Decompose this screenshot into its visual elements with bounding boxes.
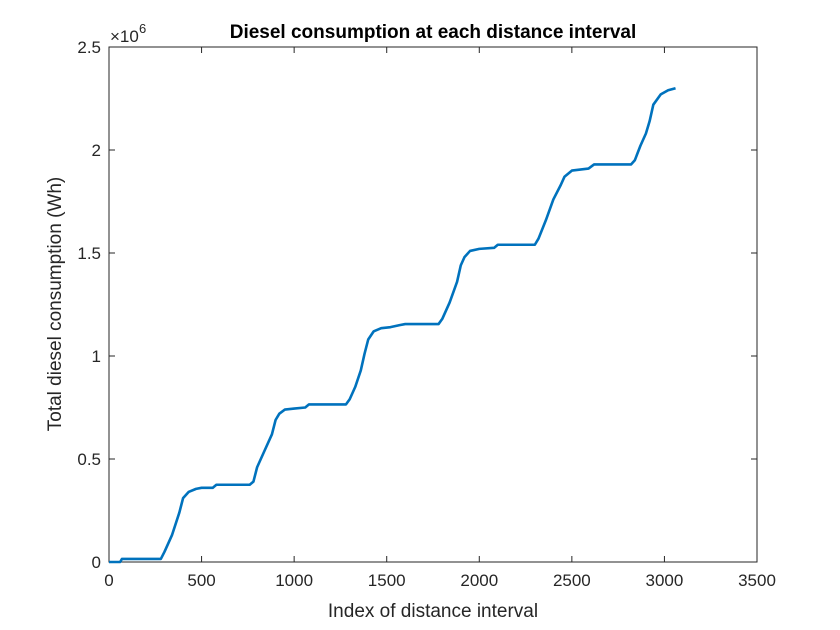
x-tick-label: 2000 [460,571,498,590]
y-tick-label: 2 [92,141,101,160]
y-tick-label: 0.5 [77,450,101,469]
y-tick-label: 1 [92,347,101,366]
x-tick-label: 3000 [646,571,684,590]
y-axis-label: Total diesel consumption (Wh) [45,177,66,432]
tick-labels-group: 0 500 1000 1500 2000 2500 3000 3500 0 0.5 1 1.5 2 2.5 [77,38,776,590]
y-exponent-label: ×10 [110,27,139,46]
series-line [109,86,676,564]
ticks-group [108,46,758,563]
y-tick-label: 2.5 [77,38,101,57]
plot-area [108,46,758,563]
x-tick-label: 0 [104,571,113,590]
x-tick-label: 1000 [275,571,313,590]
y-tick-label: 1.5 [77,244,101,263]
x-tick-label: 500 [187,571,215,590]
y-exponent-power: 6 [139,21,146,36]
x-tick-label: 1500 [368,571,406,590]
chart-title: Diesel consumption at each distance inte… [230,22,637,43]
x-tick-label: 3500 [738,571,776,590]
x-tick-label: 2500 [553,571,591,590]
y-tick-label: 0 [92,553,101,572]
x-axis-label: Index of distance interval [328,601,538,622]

----------------------------------------

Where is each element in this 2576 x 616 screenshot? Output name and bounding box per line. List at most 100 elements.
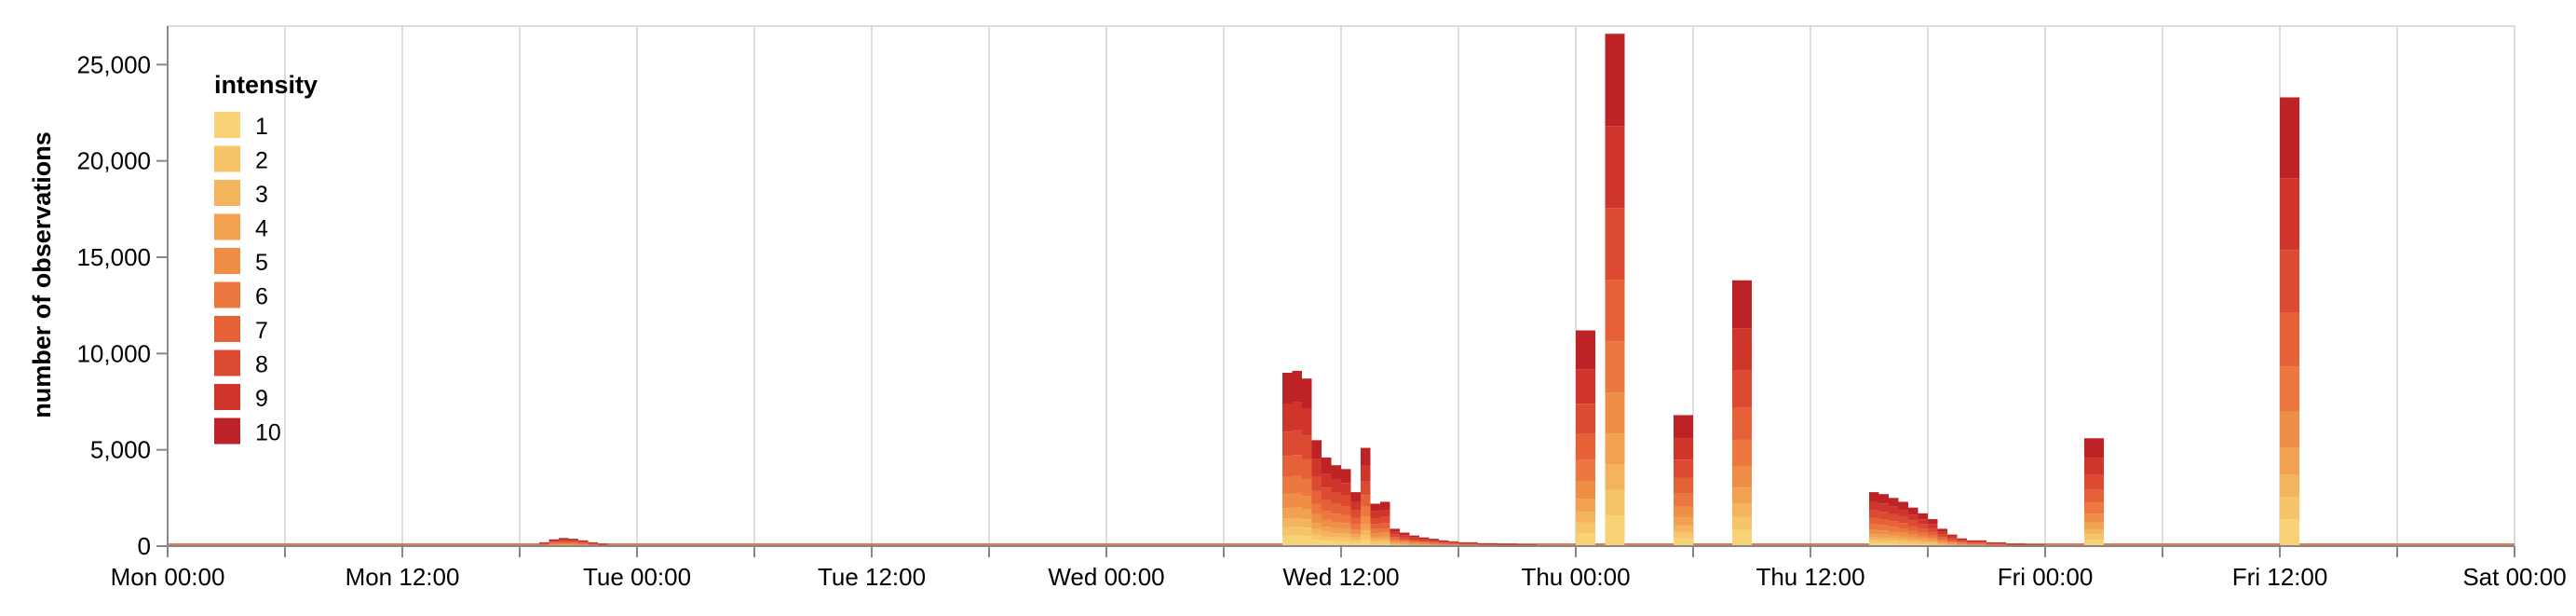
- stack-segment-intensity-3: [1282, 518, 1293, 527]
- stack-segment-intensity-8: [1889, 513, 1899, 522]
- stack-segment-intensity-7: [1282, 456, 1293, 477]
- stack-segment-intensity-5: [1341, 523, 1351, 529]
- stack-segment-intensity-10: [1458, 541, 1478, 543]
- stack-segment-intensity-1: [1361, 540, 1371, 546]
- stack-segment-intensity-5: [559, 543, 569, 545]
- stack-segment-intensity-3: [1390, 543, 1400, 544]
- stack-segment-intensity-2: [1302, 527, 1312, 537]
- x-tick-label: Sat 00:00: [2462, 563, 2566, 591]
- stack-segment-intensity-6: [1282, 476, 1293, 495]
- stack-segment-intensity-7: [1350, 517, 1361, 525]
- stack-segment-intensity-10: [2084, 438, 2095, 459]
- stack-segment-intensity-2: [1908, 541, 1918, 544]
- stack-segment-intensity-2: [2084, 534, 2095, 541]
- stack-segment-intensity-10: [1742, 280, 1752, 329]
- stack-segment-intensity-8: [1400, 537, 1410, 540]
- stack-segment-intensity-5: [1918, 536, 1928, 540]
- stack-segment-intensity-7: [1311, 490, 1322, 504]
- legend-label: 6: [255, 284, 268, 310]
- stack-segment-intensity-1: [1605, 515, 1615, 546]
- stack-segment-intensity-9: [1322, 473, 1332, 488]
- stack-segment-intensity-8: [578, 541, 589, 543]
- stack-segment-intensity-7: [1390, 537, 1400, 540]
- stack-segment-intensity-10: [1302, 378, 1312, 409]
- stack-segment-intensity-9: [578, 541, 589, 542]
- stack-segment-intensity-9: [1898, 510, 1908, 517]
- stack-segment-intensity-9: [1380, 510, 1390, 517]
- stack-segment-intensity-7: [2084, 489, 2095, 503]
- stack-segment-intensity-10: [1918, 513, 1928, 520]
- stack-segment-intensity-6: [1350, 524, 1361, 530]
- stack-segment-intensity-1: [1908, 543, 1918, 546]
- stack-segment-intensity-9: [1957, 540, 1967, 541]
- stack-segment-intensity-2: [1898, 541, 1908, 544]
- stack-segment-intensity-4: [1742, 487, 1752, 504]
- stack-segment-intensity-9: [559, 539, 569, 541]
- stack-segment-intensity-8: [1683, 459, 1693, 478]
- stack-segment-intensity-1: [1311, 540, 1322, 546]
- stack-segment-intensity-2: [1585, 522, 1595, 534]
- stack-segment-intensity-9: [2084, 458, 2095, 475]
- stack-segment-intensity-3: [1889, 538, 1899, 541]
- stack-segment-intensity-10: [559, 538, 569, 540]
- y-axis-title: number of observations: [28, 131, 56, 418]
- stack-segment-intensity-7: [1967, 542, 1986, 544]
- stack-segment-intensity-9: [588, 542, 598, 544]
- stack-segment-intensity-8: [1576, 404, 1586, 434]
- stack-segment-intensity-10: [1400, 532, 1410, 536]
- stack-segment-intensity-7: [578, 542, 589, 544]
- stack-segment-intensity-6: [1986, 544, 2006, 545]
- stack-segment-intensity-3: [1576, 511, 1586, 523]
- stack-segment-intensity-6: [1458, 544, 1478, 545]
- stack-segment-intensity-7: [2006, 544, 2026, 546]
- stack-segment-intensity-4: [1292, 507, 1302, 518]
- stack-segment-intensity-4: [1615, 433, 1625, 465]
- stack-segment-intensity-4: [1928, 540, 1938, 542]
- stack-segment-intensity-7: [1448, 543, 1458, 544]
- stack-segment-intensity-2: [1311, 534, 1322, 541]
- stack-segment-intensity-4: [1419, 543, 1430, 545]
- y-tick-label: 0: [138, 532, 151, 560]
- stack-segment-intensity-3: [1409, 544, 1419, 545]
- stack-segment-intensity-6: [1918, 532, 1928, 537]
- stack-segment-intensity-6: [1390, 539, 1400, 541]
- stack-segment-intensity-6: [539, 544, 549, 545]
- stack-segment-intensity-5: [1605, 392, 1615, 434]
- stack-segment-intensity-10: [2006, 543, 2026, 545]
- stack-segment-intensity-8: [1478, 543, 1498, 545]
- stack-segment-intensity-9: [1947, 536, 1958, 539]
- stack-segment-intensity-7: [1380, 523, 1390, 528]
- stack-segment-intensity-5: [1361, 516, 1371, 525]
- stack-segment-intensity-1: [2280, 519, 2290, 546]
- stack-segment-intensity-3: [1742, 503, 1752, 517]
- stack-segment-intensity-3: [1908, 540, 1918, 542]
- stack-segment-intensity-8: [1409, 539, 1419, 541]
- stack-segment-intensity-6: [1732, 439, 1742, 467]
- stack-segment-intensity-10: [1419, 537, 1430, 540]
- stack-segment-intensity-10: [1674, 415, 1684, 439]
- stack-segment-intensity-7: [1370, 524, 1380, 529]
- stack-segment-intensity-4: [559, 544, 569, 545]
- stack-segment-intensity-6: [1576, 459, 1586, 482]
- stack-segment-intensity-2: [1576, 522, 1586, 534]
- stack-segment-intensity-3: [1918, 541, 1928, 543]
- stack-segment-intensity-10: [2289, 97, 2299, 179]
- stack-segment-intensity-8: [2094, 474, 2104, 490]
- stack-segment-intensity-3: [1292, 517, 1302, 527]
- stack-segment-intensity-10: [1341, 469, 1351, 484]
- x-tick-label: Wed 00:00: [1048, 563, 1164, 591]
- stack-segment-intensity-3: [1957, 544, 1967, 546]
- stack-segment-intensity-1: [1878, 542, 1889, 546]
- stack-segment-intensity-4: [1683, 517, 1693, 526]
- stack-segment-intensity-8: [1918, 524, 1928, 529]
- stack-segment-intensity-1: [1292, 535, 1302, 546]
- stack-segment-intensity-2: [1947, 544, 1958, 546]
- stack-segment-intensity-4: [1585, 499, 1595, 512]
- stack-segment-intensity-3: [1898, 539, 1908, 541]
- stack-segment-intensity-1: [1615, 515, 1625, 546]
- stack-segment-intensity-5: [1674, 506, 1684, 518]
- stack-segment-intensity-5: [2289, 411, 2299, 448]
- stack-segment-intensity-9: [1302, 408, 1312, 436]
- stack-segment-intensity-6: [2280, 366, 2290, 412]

----------------------------------------

What you have to do:
Copy out the entries above from the line with "- stack-segment-intensity-3: [1282, 518, 1293, 527]" to the line with "- stack-segment-intensity-2: [1302, 527, 1312, 537]", both included, character for character.

Solution to this task:
- stack-segment-intensity-3: [1282, 518, 1293, 527]
- stack-segment-intensity-8: [1889, 513, 1899, 522]
- stack-segment-intensity-7: [1282, 456, 1293, 477]
- stack-segment-intensity-5: [1341, 523, 1351, 529]
- stack-segment-intensity-10: [1458, 541, 1478, 543]
- stack-segment-intensity-1: [1361, 540, 1371, 546]
- stack-segment-intensity-5: [559, 543, 569, 545]
- stack-segment-intensity-3: [1390, 543, 1400, 544]
- stack-segment-intensity-2: [1302, 527, 1312, 537]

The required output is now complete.